• SET TASKS
a) Answer these questions about the Stan setup text below, one line each:
(i) What value is assigned to ljk_prior?
(ii) Which function is used to drop rows of sims_dt that have missing values?
(iii) In data_list, what expression gives set_N?
b) List every column defined in the data.table call that creates sims_dt in the Stan setup text below.

═════ TEXT

I then setup the data in long format and feed it to Stan:


# derive choice_set
set = as.factor(apply(Y,1,function(x){paste0(which(!is.na(x)),collapse = '-')}))
set_id = as.integer(set)

sims_dt <-
  data.table(
    Y = as.numeric(Y),
    choice_id = rep(1:n_series,each = n_time_points),
    dte_id = rep(1:n_time_points,n_series),
    n = rep(n,n_series),
    set_id = rep(set_id,n_series)
    )

sims_dt <- sims_dt [complete.cases(sims_dt )]
sims_dt[,n:=sum(Y),by = c('dte_id')]

ljk_prior = 1

data_list =
  list(
    Y = sims_dt$Y,
    n = sims_dt $n,
    choice_id = sims_dt $choice_id,
    choice_N = n_series,
    dte_id = sims_dt $dte_id,
    dte_N = n_time_points,
    N = dim(sims_dt)[1],
    set_id = sims_dt$set_id,
    set_N = max(sims_dt$set_id),
    lkj_prior = ljk_prior
  )

I run the models on this dataset and get the following results:

> print(results_list)

══════════
═════ DATA ENTRIES

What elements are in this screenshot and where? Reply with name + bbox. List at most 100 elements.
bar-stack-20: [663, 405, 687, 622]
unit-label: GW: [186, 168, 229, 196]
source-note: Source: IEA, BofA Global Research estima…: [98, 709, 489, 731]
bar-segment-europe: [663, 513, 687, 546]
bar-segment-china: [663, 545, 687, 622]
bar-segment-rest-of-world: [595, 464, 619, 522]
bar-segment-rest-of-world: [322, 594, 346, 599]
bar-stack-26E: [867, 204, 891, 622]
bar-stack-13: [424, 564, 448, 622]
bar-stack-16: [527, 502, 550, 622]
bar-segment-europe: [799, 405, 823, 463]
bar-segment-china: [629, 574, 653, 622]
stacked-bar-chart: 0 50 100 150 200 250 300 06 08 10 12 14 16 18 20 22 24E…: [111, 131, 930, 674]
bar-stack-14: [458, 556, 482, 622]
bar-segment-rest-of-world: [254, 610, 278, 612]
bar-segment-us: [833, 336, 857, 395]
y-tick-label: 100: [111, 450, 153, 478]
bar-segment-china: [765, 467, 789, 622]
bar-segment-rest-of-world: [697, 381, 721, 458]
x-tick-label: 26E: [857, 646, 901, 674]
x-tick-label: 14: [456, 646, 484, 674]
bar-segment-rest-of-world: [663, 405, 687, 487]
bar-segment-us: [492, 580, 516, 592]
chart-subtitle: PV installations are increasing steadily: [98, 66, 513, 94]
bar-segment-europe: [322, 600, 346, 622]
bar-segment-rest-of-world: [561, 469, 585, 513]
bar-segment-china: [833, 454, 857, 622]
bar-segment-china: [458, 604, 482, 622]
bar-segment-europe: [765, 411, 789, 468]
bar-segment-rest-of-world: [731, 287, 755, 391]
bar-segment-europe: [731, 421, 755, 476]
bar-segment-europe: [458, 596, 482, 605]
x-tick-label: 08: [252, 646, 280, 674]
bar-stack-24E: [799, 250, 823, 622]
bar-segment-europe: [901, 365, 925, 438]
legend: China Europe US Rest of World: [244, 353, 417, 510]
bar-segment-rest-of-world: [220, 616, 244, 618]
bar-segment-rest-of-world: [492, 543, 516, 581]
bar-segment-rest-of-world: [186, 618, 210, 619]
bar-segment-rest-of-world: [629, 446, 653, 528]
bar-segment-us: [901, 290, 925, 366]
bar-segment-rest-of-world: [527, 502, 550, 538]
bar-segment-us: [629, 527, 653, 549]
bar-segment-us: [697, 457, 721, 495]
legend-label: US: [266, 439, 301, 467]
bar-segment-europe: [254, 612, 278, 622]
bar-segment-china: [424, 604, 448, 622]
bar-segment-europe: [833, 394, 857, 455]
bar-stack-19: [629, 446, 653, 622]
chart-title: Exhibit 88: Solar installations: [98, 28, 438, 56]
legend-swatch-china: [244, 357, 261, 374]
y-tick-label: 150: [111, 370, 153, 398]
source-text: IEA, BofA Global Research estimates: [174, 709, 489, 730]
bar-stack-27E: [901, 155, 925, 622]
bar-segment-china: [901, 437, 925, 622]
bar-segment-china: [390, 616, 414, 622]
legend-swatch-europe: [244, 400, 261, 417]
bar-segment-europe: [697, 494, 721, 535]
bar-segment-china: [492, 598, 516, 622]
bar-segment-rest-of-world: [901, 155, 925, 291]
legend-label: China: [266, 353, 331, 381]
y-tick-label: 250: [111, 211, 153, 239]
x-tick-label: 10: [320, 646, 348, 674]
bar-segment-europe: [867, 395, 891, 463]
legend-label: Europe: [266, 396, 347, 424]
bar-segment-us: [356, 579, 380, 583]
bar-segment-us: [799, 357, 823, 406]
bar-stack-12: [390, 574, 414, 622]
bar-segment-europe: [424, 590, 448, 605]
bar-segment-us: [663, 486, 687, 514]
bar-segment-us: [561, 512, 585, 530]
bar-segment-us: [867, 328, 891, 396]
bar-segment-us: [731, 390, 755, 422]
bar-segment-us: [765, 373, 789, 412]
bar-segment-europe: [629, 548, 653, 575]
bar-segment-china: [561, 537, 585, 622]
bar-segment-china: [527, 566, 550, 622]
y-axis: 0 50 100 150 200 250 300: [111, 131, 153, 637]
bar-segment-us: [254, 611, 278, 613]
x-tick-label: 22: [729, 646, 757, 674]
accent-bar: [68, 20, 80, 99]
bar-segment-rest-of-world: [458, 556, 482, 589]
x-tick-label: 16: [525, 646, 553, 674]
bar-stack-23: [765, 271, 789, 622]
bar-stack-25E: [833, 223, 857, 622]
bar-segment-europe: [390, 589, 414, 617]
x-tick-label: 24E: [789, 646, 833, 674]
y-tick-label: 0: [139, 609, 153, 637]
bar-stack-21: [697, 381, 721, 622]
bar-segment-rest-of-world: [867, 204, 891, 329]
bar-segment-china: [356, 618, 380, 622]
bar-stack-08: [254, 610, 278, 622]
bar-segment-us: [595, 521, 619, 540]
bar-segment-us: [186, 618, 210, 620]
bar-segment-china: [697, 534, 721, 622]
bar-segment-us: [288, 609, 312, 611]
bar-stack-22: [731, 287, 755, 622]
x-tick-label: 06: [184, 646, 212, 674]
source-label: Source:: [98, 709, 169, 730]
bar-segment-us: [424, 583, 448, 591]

══════════

• THE RESPONSES
a)
(i) 1
(ii) complete.cases
(iii) max(sims_dt$set_id)

b) Y, choice_id, dte_id, n, set_id